(Source data)
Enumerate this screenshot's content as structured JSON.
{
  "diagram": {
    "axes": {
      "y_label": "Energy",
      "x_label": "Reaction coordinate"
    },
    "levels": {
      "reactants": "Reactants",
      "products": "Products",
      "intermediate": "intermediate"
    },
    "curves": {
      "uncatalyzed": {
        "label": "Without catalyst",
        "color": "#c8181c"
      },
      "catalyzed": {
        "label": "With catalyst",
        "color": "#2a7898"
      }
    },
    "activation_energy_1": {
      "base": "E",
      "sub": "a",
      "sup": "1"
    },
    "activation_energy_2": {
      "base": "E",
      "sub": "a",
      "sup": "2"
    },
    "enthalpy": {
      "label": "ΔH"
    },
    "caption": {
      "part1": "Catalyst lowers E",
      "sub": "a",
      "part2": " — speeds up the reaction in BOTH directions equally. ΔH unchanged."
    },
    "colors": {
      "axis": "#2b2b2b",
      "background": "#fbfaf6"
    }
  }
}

→ Set problem: Give the complete listing a second time, exactly as it reads.

→ Result:
Enumerate this screenshot's content as structured JSON.
{
  "diagram": {
    "axes": {
      "y_label": "Energy",
      "x_label": "Reaction coordinate"
    },
    "levels": {
      "reactants": "Reactants",
      "products": "Products",
      "intermediate": "intermediate"
    },
    "curves": {
      "uncatalyzed": {
        "label": "Without catalyst",
        "color": "#c8181c"
      },
      "catalyzed": {
        "label": "With catalyst",
        "color": "#2a7898"
      }
    },
    "activation_energy_1": {
      "base": "E",
      "sub": "a",
      "sup": "1"
    },
    "activation_energy_2": {
      "base": "E",
      "sub": "a",
      "sup": "2"
    },
    "enthalpy": {
      "label": "ΔH"
    },
    "caption": {
      "part1": "Catalyst lowers E",
      "sub": "a",
      "part2": " — speeds up the reaction in BOTH directions equally. ΔH unchanged."
    },
    "colors": {
      "axis": "#2b2b2b",
      "background": "#fbfaf6"
    }
  }
}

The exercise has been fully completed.